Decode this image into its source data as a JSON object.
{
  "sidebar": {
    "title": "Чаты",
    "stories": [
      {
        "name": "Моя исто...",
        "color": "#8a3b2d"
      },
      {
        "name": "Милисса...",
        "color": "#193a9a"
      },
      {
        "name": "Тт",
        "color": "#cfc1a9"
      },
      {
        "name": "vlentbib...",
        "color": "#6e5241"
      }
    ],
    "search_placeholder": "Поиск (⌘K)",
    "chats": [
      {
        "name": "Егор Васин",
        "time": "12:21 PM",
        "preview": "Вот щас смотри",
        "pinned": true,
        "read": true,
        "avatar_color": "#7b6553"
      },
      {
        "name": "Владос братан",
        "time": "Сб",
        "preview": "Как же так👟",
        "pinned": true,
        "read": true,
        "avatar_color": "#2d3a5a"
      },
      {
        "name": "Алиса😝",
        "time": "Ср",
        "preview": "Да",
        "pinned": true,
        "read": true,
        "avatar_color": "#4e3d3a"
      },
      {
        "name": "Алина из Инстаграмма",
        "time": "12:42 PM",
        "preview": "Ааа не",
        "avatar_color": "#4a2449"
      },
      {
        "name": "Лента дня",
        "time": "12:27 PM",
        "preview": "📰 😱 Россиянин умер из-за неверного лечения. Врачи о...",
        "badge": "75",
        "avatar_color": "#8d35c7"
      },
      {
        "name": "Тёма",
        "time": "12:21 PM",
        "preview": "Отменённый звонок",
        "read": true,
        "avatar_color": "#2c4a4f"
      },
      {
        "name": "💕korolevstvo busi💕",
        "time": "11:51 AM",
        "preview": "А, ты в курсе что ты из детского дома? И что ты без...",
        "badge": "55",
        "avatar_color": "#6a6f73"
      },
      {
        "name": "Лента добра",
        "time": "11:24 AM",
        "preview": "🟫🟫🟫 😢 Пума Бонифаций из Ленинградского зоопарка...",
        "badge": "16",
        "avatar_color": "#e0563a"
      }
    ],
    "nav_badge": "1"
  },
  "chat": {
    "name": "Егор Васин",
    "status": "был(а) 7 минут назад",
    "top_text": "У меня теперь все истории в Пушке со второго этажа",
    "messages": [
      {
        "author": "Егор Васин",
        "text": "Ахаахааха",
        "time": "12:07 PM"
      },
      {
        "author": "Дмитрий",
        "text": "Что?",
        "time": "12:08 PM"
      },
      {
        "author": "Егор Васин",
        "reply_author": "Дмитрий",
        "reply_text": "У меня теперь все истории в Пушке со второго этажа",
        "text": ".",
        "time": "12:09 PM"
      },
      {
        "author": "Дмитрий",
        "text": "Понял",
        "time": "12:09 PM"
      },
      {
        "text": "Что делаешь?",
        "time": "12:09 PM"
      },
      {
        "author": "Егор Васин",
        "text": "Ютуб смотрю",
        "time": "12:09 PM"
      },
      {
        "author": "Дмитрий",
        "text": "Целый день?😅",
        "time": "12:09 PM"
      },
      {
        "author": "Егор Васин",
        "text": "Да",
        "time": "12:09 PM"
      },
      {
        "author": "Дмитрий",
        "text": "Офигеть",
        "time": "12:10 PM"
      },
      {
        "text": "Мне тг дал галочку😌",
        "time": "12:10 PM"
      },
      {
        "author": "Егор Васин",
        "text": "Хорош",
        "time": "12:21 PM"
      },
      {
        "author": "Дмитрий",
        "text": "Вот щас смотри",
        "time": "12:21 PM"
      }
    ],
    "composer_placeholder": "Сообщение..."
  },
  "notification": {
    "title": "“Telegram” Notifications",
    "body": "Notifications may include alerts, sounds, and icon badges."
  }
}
• • • •
Repeat the material word for word, in full.

THE SOLUTION:
Decode this image into its source data as a JSON object.
{
  "sidebar": {
    "title": "Чаты",
    "stories": [
      {
        "name": "Моя исто...",
        "color": "#8a3b2d"
      },
      {
        "name": "Милисса...",
        "color": "#193a9a"
      },
      {
        "name": "Тт",
        "color": "#cfc1a9"
      },
      {
        "name": "vlentbib...",
        "color": "#6e5241"
      }
    ],
    "search_placeholder": "Поиск (⌘K)",
    "chats": [
      {
        "name": "Егор Васин",
        "time": "12:21 PM",
        "preview": "Вот щас смотри",
        "pinned": true,
        "read": true,
        "avatar_color": "#7b6553"
      },
      {
        "name": "Владос братан",
        "time": "Сб",
        "preview": "Как же так👟",
        "pinned": true,
        "read": true,
        "avatar_color": "#2d3a5a"
      },
      {
        "name": "Алиса😝",
        "time": "Ср",
        "preview": "Да",
        "pinned": true,
        "read": true,
        "avatar_color": "#4e3d3a"
      },
      {
        "name": "Алина из Инстаграмма",
        "time": "12:42 PM",
        "preview": "Ааа не",
        "avatar_color": "#4a2449"
      },
      {
        "name": "Лента дня",
        "time": "12:27 PM",
        "preview": "📰 😱 Россиянин умер из-за неверного лечения. Врачи о...",
        "badge": "75",
        "avatar_color": "#8d35c7"
      },
      {
        "name": "Тёма",
        "time": "12:21 PM",
        "preview": "Отменённый звонок",
        "read": true,
        "avatar_color": "#2c4a4f"
      },
      {
        "name": "💕korolevstvo busi💕",
        "time": "11:51 AM",
        "preview": "А, ты в курсе что ты из детского дома? И что ты без...",
        "badge": "55",
        "avatar_color": "#6a6f73"
      },
      {
        "name": "Лента добра",
        "time": "11:24 AM",
        "preview": "🟫🟫🟫 😢 Пума Бонифаций из Ленинградского зоопарка...",
        "badge": "16",
        "avatar_color": "#e0563a"
      }
    ],
    "nav_badge": "1"
  },
  "chat": {
    "name": "Егор Васин",
    "status": "был(а) 7 минут назад",
    "top_text": "У меня теперь все истории в Пушке со второго этажа",
    "messages": [
      {
        "author": "Егор Васин",
        "text": "Ахаахааха",
        "time": "12:07 PM"
      },
      {
        "author": "Дмитрий",
        "text": "Что?",
        "time": "12:08 PM"
      },
      {
        "author": "Егор Васин",
        "reply_author": "Дмитрий",
        "reply_text": "У меня теперь все истории в Пушке со второго этажа",
        "text": ".",
        "time": "12:09 PM"
      },
      {
        "author": "Дмитрий",
        "text": "Понял",
        "time": "12:09 PM"
      },
      {
        "text": "Что делаешь?",
        "time": "12:09 PM"
      },
      {
        "author": "Егор Васин",
        "text": "Ютуб смотрю",
        "time": "12:09 PM"
      },
      {
        "author": "Дмитрий",
        "text": "Целый день?😅",
        "time": "12:09 PM"
      },
      {
        "author": "Егор Васин",
        "text": "Да",
        "time": "12:09 PM"
      },
      {
        "author": "Дмитрий",
        "text": "Офигеть",
        "time": "12:10 PM"
      },
      {
        "text": "Мне тг дал галочку😌",
        "time": "12:10 PM"
      },
      {
        "author": "Егор Васин",
        "text": "Хорош",
        "time": "12:21 PM"
      },
      {
        "author": "Дмитрий",
        "text": "Вот щас смотри",
        "time": "12:21 PM"
      }
    ],
    "composer_placeholder": "Сообщение..."
  },
  "notification": {
    "title": "“Telegram” Notifications",
    "body": "Notifications may include alerts, sounds, and icon badges."
  }
}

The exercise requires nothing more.